TASK PROMPT
Give the data below again, word for word.

RECORDS TO USE
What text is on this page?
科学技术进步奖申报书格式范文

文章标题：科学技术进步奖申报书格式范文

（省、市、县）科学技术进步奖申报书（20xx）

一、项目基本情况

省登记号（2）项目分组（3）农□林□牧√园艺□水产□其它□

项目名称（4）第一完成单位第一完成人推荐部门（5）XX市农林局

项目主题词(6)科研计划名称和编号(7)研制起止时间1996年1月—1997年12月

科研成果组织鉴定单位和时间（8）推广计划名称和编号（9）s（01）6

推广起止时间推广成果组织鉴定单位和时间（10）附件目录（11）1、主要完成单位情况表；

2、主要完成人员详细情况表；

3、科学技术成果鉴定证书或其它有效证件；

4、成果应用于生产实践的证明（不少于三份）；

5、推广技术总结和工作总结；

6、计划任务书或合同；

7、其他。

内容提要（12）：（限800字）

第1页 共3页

FULL SOLUTION
What text is on this page?
科学技术进步奖申报书格式范文

文章标题：科学技术进步奖申报书格式范文

（省、市、县）科学技术进步奖申报书（20xx）

一、项目基本情况

省登记号（2）项目分组（3）农□林□牧√园艺□水产□其它□

项目名称（4）第一完成单位第一完成人推荐部门（5）XX市农林局

项目主题词(6)科研计划名称和编号(7)研制起止时间1996年1月—1997年12月

科研成果组织鉴定单位和时间（8）推广计划名称和编号（9）s（01）6

推广起止时间推广成果组织鉴定单位和时间（10）附件目录（11）1、主要完成单位情况表；

2、主要完成人员详细情况表；

3、科学技术成果鉴定证书或其它有效证件；

4、成果应用于生产实践的证明（不少于三份）；

5、推广技术总结和工作总结；

6、计划任务书或合同；

7、其他。

内容提要（12）：（限800字）

第1页 共3页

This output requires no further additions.